Figure dataset records
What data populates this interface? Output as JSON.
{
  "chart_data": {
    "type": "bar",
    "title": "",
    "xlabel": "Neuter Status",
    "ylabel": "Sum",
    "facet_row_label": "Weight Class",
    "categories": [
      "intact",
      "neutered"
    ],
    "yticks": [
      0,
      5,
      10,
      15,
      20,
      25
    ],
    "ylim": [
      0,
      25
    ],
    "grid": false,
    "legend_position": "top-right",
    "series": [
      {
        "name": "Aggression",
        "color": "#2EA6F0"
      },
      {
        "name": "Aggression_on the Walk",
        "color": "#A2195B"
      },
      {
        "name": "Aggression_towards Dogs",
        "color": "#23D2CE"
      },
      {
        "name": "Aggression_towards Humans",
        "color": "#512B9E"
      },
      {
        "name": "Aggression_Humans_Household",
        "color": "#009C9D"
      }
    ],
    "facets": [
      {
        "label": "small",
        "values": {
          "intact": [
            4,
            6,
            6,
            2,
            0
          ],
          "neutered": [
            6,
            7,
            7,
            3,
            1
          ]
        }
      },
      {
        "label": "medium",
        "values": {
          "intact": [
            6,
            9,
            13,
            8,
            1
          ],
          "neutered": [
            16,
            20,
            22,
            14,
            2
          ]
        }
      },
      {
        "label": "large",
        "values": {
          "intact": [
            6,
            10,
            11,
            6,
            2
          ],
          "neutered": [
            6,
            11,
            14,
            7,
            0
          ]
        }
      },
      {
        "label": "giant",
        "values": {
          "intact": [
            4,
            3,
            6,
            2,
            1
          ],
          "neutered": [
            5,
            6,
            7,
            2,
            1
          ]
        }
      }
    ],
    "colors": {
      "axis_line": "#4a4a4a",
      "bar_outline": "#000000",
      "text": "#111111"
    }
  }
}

PROBLEM DESCRIPTION
Copy out every line of the data above, exactly as given.

REPLY TO THE TASK
What data populates this interface? Output as JSON.
{
  "chart_data": {
    "type": "bar",
    "title": "",
    "xlabel": "Neuter Status",
    "ylabel": "Sum",
    "facet_row_label": "Weight Class",
    "categories": [
      "intact",
      "neutered"
    ],
    "yticks": [
      0,
      5,
      10,
      15,
      20,
      25
    ],
    "ylim": [
      0,
      25
    ],
    "grid": false,
    "legend_position": "top-right",
    "series": [
      {
        "name": "Aggression",
        "color": "#2EA6F0"
      },
      {
        "name": "Aggression_on the Walk",
        "color": "#A2195B"
      },
      {
        "name": "Aggression_towards Dogs",
        "color": "#23D2CE"
      },
      {
        "name": "Aggression_towards Humans",
        "color": "#512B9E"
      },
      {
        "name": "Aggression_Humans_Household",
        "color": "#009C9D"
      }
    ],
    "facets": [
      {
        "label": "small",
        "values": {
          "intact": [
            4,
            6,
            6,
            2,
            0
          ],
          "neutered": [
            6,
            7,
            7,
            3,
            1
          ]
        }
      },
      {
        "label": "medium",
        "values": {
          "intact": [
            6,
            9,
            13,
            8,
            1
          ],
          "neutered": [
            16,
            20,
            22,
            14,
            2
          ]
        }
      },
      {
        "label": "large",
        "values": {
          "intact": [
            6,
            10,
            11,
            6,
            2
          ],
          "neutered": [
            6,
            11,
            14,
            7,
            0
          ]
        }
      },
      {
        "label": "giant",
        "values": {
          "intact": [
            4,
            3,
            6,
            2,
            1
          ],
          "neutered": [
            5,
            6,
            7,
            2,
            1
          ]
        }
      }
    ],
    "colors": {
      "axis_line": "#4a4a4a",
      "bar_outline": "#000000",
      "text": "#111111"
    }
  }
}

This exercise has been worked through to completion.